* **THE TASK**: Do not carry the pictures over; copy every other part of the entries exactly.

Records from a data source
[START]

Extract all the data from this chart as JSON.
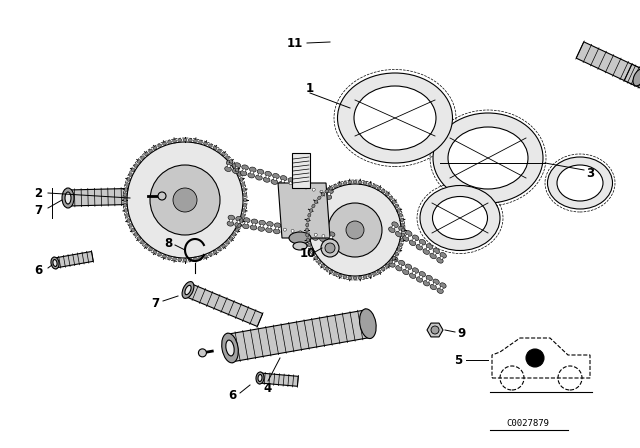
{
  "bg_color": "#ffffff",
  "fig_width": 6.4,
  "fig_height": 4.48,
  "dpi": 100,
  "diagram_code": "C0027879",
  "lc": "#000000",
  "fc_light": "#e8e8e8",
  "fc_mid": "#c8c8c8",
  "fc_dark": "#a0a0a0",
  "fc_chain": "#888888"
}
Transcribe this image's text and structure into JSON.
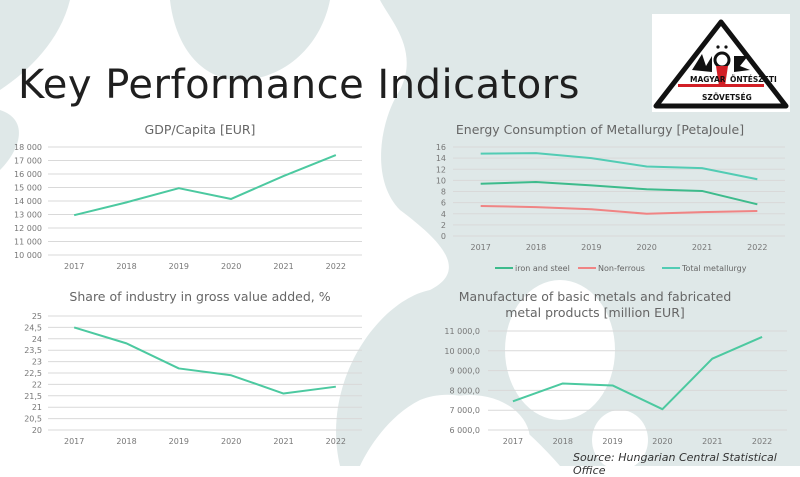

[END]

* **RESULT OF THE TASK**:
Extract all the data from this chart as JSON.
{
  "bg_color": "#ffffff",
  "fig_width": 6.4,
  "fig_height": 4.48,
  "dpi": 100,
  "diagram_code": "C0027879",
  "lc": "#000000",
  "fc_light": "#e8e8e8",
  "fc_mid": "#c8c8c8",
  "fc_dark": "#a0a0a0",
  "fc_chain": "#888888"
}
Transcribe this image's text and structure into JSON.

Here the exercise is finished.